-- Exercise requirements --
Starting at the first row and ending at the row that contains "level-1-label: Жизненный цикл", both included, express each row as one string in a JSON list, leaving out any blank rows.
----- Records provided
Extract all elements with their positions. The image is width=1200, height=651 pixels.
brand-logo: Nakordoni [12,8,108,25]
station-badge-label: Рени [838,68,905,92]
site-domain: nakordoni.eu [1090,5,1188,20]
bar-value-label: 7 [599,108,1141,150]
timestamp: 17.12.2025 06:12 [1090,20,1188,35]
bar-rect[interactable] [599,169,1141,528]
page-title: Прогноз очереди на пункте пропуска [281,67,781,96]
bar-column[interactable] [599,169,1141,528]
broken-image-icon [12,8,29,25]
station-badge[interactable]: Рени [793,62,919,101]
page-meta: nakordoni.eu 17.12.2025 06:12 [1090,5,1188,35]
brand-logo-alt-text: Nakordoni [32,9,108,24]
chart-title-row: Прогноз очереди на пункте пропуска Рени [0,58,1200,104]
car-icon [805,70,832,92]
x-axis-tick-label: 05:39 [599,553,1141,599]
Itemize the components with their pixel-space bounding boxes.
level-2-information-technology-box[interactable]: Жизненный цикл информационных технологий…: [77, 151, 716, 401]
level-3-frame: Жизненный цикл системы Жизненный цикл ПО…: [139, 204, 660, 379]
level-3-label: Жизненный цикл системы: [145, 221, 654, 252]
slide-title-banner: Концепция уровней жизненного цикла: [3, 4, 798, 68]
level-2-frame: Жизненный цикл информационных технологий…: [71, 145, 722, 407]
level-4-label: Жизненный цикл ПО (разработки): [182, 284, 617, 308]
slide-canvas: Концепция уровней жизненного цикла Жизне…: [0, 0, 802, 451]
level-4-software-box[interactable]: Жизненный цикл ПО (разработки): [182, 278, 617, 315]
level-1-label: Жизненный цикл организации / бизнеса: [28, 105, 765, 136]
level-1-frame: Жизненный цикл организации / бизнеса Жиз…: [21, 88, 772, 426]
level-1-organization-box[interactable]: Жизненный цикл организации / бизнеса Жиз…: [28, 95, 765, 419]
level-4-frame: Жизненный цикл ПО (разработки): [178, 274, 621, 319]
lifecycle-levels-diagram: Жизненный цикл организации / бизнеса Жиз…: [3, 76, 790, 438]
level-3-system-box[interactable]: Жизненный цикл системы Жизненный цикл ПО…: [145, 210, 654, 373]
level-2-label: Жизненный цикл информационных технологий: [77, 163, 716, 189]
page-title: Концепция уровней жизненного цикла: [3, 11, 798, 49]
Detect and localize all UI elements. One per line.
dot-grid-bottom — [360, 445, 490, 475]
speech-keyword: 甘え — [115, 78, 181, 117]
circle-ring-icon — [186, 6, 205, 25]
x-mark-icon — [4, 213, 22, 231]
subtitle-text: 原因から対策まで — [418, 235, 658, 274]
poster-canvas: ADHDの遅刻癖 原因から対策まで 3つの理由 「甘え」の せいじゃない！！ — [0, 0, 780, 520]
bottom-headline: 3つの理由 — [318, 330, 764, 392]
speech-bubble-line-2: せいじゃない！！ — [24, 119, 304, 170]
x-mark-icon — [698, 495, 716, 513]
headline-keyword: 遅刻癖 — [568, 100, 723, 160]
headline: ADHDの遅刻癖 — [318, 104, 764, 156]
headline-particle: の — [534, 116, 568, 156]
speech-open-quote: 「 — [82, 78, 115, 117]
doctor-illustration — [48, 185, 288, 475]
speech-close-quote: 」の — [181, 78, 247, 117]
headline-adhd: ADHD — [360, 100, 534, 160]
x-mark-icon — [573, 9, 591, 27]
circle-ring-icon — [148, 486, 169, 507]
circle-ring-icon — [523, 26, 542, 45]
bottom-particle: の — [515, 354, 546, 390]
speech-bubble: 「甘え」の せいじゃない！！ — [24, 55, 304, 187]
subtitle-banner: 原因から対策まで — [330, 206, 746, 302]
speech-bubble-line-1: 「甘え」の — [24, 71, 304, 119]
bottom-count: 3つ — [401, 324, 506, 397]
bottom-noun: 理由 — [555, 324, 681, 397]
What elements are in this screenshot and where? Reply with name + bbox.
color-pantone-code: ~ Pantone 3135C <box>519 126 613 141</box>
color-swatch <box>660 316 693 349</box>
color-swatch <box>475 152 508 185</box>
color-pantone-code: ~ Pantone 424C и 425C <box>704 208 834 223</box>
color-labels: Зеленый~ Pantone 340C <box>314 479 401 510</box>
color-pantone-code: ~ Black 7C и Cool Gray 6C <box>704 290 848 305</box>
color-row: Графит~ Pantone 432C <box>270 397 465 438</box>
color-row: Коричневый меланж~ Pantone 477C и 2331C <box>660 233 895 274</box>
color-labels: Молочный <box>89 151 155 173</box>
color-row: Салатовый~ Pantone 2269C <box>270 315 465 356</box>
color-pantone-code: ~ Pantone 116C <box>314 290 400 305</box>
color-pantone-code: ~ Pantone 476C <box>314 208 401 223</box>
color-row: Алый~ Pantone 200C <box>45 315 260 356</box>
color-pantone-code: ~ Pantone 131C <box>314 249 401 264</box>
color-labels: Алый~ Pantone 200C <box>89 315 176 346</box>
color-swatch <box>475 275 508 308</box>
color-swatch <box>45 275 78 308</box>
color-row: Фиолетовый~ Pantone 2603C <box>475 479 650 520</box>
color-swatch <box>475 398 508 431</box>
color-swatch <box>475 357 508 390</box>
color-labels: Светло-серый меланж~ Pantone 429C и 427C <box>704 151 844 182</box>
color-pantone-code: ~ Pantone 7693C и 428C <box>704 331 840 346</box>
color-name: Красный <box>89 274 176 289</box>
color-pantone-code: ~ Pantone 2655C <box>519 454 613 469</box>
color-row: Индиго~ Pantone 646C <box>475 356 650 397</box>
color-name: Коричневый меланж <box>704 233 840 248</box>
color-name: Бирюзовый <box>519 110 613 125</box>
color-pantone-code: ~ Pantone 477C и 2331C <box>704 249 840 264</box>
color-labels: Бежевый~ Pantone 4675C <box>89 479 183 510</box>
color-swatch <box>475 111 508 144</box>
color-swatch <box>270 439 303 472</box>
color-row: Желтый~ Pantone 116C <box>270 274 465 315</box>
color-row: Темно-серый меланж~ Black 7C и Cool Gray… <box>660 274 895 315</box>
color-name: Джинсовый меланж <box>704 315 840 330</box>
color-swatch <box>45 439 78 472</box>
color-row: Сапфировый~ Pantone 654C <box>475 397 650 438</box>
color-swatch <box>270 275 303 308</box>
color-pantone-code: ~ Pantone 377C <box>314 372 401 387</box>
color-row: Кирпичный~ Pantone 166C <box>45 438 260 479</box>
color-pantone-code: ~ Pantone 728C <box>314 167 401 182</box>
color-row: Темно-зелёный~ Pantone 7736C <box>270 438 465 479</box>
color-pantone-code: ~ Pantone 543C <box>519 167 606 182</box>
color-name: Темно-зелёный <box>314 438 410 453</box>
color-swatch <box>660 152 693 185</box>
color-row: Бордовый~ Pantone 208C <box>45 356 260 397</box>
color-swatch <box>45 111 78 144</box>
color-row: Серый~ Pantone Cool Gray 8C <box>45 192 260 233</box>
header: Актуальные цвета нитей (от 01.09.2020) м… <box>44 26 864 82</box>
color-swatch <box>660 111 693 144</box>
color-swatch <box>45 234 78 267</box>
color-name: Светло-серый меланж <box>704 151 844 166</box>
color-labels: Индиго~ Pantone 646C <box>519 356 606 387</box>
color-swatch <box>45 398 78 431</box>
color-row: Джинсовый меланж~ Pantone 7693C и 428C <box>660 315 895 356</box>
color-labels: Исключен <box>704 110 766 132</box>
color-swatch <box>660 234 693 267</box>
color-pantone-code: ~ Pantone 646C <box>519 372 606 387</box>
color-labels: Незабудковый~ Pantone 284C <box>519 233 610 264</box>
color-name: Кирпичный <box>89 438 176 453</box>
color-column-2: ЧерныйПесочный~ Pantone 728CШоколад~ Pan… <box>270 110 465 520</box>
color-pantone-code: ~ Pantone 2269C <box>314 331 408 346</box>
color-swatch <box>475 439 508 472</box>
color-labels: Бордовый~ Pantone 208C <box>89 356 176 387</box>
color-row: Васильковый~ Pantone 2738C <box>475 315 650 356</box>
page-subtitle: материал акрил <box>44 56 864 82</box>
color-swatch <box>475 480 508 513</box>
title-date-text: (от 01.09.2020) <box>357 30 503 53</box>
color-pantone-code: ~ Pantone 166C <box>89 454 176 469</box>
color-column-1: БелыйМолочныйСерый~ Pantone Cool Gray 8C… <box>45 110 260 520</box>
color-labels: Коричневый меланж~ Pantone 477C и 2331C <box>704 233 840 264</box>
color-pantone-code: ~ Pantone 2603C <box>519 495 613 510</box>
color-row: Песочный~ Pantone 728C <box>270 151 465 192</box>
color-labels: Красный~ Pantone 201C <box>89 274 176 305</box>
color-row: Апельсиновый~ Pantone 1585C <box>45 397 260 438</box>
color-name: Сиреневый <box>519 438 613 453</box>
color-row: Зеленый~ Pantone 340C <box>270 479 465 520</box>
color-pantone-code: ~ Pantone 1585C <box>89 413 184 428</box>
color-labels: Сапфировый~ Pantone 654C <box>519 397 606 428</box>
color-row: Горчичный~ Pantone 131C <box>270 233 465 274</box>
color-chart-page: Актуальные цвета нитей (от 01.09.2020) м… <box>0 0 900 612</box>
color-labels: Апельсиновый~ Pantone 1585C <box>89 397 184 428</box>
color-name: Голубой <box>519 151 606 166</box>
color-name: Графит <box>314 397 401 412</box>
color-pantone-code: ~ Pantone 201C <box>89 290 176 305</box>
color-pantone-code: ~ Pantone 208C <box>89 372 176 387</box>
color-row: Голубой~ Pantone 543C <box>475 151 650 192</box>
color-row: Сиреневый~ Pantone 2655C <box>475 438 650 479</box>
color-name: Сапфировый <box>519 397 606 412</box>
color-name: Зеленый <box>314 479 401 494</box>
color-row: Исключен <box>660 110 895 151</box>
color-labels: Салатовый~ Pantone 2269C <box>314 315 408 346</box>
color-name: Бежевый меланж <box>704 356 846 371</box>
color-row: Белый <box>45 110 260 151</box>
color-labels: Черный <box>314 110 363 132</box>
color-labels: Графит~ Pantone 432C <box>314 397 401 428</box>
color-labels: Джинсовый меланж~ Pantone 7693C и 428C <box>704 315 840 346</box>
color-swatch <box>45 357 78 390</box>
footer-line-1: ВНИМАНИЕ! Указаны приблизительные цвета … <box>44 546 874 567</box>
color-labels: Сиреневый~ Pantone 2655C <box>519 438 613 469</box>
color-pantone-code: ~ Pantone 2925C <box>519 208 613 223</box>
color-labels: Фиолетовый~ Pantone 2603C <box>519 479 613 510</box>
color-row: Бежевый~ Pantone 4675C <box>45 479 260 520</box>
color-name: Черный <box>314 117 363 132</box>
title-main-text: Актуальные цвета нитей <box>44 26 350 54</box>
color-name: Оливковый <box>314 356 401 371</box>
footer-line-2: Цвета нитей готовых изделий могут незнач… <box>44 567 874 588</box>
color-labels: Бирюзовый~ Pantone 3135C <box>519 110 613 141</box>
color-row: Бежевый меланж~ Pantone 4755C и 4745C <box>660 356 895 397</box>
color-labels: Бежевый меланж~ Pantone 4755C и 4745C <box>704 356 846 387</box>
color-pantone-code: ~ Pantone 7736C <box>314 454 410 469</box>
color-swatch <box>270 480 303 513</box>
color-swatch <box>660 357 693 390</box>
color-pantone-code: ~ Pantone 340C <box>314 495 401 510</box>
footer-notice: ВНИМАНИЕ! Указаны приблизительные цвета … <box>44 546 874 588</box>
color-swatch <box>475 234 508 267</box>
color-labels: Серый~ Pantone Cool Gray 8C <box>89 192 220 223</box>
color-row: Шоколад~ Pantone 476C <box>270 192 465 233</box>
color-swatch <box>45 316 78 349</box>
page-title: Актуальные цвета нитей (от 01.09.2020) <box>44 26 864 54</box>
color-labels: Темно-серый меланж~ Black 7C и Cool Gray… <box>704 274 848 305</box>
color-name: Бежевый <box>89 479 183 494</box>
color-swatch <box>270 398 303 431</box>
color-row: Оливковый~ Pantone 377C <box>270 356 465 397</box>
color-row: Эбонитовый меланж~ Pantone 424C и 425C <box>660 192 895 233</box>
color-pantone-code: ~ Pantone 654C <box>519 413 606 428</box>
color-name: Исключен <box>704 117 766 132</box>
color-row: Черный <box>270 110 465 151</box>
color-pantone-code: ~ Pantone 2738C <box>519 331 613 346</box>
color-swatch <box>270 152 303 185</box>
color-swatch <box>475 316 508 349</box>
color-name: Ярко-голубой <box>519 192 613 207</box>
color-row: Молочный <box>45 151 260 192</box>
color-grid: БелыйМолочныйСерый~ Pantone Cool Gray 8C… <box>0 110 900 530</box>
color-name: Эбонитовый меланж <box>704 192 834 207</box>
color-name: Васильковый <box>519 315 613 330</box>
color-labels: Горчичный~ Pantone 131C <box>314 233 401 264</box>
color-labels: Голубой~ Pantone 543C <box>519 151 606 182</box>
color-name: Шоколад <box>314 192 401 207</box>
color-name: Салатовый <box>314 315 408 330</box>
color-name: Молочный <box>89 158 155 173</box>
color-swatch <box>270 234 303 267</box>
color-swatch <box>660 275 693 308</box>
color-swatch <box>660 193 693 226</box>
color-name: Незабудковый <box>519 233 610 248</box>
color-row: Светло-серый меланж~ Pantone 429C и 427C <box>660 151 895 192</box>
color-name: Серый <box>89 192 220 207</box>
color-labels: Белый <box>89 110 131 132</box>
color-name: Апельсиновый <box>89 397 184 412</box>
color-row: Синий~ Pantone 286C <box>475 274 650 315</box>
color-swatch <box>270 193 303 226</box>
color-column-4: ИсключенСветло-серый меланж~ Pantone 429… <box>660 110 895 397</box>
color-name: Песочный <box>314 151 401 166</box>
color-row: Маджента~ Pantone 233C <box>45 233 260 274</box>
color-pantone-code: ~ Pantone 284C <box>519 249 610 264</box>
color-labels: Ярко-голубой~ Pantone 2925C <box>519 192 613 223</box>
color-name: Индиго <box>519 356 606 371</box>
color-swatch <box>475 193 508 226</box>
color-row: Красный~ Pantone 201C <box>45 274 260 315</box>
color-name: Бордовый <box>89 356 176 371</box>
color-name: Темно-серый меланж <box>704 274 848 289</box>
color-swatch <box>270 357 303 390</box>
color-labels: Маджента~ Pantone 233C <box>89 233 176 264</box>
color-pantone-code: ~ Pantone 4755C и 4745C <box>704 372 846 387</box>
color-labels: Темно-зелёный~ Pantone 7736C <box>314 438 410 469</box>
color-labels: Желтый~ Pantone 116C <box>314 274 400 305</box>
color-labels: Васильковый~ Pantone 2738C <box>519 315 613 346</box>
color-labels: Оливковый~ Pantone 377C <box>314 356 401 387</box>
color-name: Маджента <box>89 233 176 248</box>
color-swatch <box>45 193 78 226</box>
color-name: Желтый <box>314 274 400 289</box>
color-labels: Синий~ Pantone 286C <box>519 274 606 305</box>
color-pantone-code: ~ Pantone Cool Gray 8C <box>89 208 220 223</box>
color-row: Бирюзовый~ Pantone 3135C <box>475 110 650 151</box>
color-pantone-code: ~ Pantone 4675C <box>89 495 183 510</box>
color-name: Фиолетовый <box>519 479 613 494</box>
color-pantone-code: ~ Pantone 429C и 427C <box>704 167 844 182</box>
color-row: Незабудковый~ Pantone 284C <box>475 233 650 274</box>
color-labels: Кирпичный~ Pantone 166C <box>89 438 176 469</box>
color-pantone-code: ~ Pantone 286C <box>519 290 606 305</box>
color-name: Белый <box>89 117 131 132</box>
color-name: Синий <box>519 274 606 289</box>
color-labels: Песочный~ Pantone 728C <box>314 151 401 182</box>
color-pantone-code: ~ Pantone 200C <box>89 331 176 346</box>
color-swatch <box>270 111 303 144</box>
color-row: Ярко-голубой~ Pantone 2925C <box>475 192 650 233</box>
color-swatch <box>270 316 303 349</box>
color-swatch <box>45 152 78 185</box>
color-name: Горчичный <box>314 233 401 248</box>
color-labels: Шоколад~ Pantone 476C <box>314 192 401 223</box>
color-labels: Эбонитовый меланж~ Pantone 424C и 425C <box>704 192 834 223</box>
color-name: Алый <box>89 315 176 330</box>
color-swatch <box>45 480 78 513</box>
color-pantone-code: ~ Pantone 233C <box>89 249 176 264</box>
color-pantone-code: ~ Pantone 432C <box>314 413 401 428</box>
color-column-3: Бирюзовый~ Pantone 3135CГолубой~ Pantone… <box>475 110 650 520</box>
----------
-- Full response --
[
  "Extract all elements with their positions. The image is width=1200, height=651 pixels.",
  "brand-logo: Nakordoni [12,8,108,25]",
  "station-badge-label: Рени [838,68,905,92]",
  "site-domain: nakordoni.eu [1090,5,1188,20]",
  "bar-value-label: 7 [599,108,1141,150]",
  "timestamp: 17.12.2025 06:12 [1090,20,1188,35]",
  "bar-rect[interactable] [599,169,1141,528]",
  "page-title: Прогноз очереди на пункте пропуска [281,67,781,96]",
  "bar-column[interactable] [599,169,1141,528]",
  "broken-image-icon [12,8,29,25]",
  "station-badge[interactable]: Рени [793,62,919,101]",
  "page-meta: nakordoni.eu 17.12.2025 06:12 [1090,5,1188,35]",
  "brand-logo-alt-text: Nakordoni [32,9,108,24]",
  "chart-title-row: Прогноз очереди на пункте пропуска Рени [0,58,1200,104]",
  "car-icon [805,70,832,92]",
  "x-axis-tick-label: 05:39 [599,553,1141,599]",
  "Itemize the components with their pixel-space bounding boxes.",
  "level-2-information-technology-box[interactable]: Жизненный цикл информационных технологий…: [77, 151, 716, 401]",
  "level-3-frame: Жизненный цикл системы Жизненный цикл ПО…: [139, 204, 660, 379]",
  "level-3-label: Жизненный цикл системы: [145, 221, 654, 252]",
  "slide-title-banner: Концепция уровней жизненного цикла: [3, 4, 798, 68]",
  "level-2-frame: Жизненный цикл информационных технологий…: [71, 145, 722, 407]",
  "level-4-label: Жизненный цикл ПО (разработки): [182, 284, 617, 308]",
  "slide-canvas: Концепция уровней жизненного цикла Жизне…: [0, 0, 802, 451]",
  "level-4-software-box[interactable]: Жизненный цикл ПО (разработки): [182, 278, 617, 315]",
  "level-1-label: Жизненный цикл организации / бизнеса: [28, 105, 765, 136]"
]